◆ WHAT TO PRODUCE ◆
Return the material word for word. Do not include pictures.

# # # #

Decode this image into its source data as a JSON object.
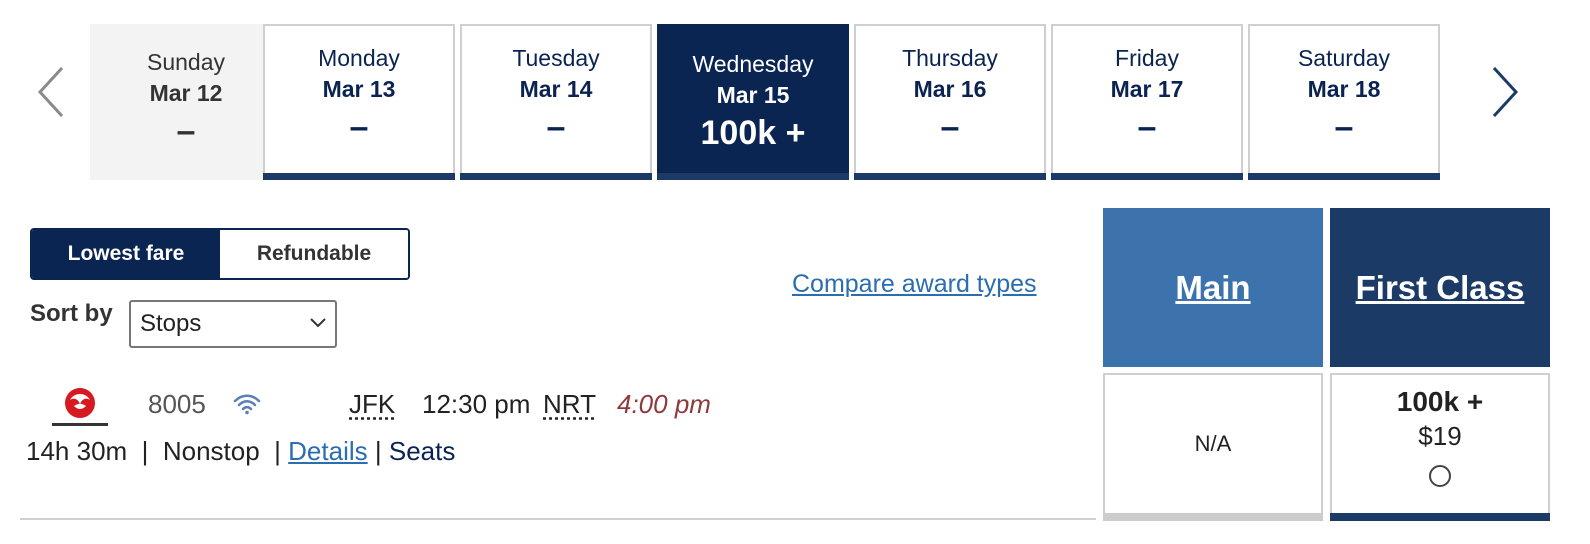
{
  "date_strip": {
    "prev_icon": "chevron-left-icon",
    "next_icon": "chevron-right-icon",
    "days": [
      {
        "day": "Sunday",
        "date": "Mar 12",
        "price": "–",
        "state": "past"
      },
      {
        "day": "Monday",
        "date": "Mar 13",
        "price": "–",
        "state": "available"
      },
      {
        "day": "Tuesday",
        "date": "Mar 14",
        "price": "–",
        "state": "available"
      },
      {
        "day": "Wednesday",
        "date": "Mar 15",
        "price": "100k +",
        "state": "selected"
      },
      {
        "day": "Thursday",
        "date": "Mar 16",
        "price": "–",
        "state": "available"
      },
      {
        "day": "Friday",
        "date": "Mar 17",
        "price": "–",
        "state": "available"
      },
      {
        "day": "Saturday",
        "date": "Mar 18",
        "price": "–",
        "state": "available"
      }
    ]
  },
  "fare_toggle": {
    "options": [
      "Lowest fare",
      "Refundable"
    ],
    "selected": "Lowest fare"
  },
  "sort": {
    "label": "Sort by",
    "value": "Stops"
  },
  "compare_link": "Compare award types",
  "cabins": {
    "main": "Main",
    "first": "First Class"
  },
  "flight": {
    "airline_logo": "japan-airlines-logo",
    "flight_number": "8005",
    "wifi_icon": "wifi-icon",
    "depart_airport": "JFK",
    "depart_time": "12:30 pm",
    "arrive_airport": "NRT",
    "arrive_time": "4:00 pm",
    "duration": "14h 30m",
    "sep1": "|",
    "stops": "Nonstop",
    "sep2": "|",
    "details_link": "Details",
    "sep3": "|",
    "seats_link": "Seats",
    "main_fare": "N/A",
    "first_fare_miles": "100k +",
    "first_fare_tax": "$19"
  },
  "colors": {
    "navy": "#0b2552",
    "main_blue": "#3d73ad",
    "first_blue": "#1b3a66",
    "link_blue": "#2a6db0",
    "arrival_red": "#8e3a3a"
  }
}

# # # #

◆ RESULT FOR THIS TASK ◆
Decode this image into its source data as a JSON object.
{
  "date_strip": {
    "prev_icon": "chevron-left-icon",
    "next_icon": "chevron-right-icon",
    "days": [
      {
        "day": "Sunday",
        "date": "Mar 12",
        "price": "–",
        "state": "past"
      },
      {
        "day": "Monday",
        "date": "Mar 13",
        "price": "–",
        "state": "available"
      },
      {
        "day": "Tuesday",
        "date": "Mar 14",
        "price": "–",
        "state": "available"
      },
      {
        "day": "Wednesday",
        "date": "Mar 15",
        "price": "100k +",
        "state": "selected"
      },
      {
        "day": "Thursday",
        "date": "Mar 16",
        "price": "–",
        "state": "available"
      },
      {
        "day": "Friday",
        "date": "Mar 17",
        "price": "–",
        "state": "available"
      },
      {
        "day": "Saturday",
        "date": "Mar 18",
        "price": "–",
        "state": "available"
      }
    ]
  },
  "fare_toggle": {
    "options": [
      "Lowest fare",
      "Refundable"
    ],
    "selected": "Lowest fare"
  },
  "sort": {
    "label": "Sort by",
    "value": "Stops"
  },
  "compare_link": "Compare award types",
  "cabins": {
    "main": "Main",
    "first": "First Class"
  },
  "flight": {
    "airline_logo": "japan-airlines-logo",
    "flight_number": "8005",
    "wifi_icon": "wifi-icon",
    "depart_airport": "JFK",
    "depart_time": "12:30 pm",
    "arrive_airport": "NRT",
    "arrive_time": "4:00 pm",
    "duration": "14h 30m",
    "sep1": "|",
    "stops": "Nonstop",
    "sep2": "|",
    "details_link": "Details",
    "sep3": "|",
    "seats_link": "Seats",
    "main_fare": "N/A",
    "first_fare_miles": "100k +",
    "first_fare_tax": "$19"
  },
  "colors": {
    "navy": "#0b2552",
    "main_blue": "#3d73ad",
    "first_blue": "#1b3a66",
    "link_blue": "#2a6db0",
    "arrival_red": "#8e3a3a"
  }
}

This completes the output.